◆ DATA SHOWN:
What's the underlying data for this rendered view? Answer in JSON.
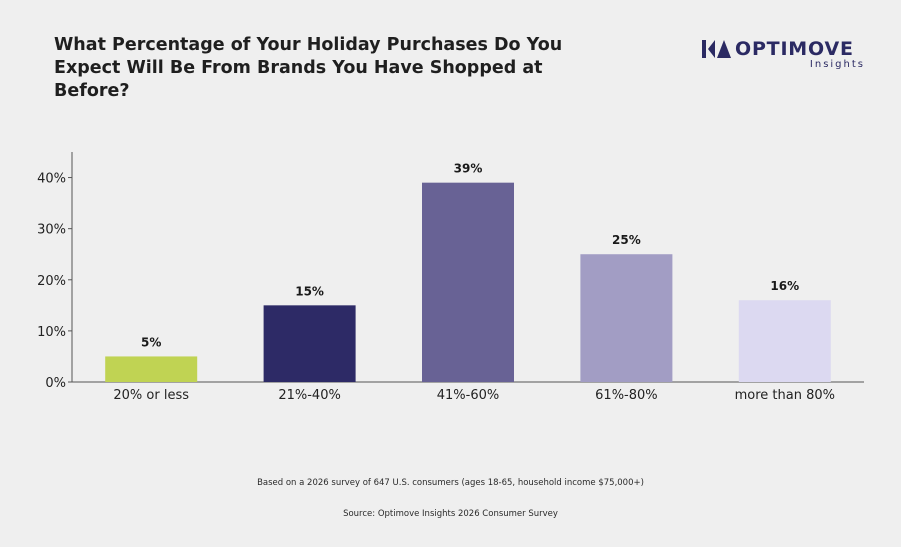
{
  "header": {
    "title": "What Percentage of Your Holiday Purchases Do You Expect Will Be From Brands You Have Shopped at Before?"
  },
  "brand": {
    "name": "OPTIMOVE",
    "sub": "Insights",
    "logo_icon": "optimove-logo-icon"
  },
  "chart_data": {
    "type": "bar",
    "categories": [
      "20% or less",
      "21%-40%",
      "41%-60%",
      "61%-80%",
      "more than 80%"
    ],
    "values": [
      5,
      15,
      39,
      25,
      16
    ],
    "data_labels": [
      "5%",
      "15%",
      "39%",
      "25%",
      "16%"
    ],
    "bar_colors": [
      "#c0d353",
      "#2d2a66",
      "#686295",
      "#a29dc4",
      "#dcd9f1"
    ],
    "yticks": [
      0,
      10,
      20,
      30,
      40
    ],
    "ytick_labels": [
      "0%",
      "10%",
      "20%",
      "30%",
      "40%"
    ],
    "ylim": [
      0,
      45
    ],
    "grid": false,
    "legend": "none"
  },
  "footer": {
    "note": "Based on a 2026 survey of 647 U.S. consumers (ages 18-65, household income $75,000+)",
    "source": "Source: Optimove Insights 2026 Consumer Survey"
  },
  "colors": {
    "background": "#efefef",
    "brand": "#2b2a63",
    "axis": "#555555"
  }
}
---
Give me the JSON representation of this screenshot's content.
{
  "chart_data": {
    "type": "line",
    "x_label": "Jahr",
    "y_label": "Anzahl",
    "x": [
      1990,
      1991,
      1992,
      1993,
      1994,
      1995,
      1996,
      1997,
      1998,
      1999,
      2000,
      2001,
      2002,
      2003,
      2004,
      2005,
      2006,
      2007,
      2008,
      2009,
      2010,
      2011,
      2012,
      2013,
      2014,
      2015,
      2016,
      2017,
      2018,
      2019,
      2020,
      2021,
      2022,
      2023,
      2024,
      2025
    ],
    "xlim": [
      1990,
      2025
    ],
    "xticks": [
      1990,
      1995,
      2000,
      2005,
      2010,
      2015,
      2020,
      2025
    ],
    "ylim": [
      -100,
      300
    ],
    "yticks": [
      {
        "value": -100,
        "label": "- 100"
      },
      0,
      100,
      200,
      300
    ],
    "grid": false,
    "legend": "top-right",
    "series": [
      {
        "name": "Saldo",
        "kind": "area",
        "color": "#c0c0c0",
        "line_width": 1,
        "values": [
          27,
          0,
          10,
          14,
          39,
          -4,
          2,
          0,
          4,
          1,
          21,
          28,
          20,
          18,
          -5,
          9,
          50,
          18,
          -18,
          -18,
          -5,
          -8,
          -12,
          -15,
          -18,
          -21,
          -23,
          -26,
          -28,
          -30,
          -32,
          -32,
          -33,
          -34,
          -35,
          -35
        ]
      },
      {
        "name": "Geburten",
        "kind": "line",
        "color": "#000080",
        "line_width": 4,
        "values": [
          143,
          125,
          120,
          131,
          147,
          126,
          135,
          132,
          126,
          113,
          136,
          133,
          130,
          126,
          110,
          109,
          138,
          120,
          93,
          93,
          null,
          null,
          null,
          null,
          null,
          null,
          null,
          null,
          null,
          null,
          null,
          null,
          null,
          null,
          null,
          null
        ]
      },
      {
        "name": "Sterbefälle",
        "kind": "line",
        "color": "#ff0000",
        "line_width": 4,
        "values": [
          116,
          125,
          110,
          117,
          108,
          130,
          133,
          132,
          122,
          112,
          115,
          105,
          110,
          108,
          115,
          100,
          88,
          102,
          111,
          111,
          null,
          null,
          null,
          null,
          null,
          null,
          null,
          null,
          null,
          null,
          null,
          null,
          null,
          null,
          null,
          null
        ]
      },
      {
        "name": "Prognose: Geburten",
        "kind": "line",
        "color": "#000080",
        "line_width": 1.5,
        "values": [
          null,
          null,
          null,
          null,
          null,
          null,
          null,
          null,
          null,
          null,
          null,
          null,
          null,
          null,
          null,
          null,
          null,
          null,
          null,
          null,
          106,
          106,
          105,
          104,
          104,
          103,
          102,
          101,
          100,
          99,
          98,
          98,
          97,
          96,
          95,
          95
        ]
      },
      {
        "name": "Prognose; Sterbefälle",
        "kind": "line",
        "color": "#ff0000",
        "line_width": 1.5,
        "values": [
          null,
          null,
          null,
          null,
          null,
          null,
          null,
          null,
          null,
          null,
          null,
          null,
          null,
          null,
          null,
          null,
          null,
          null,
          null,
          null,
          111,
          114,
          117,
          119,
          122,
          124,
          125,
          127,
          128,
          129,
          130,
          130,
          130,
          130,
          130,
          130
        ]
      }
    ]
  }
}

◆ WHAT NEEDS TO BE DONE: Lines from the records above that hold "this" are the ones to list.

◆ EXERCISE SOLUTION:
What's the underlying data for this rendered view? Answer in JSON.
Give me the JSON representation of this screenshot's content.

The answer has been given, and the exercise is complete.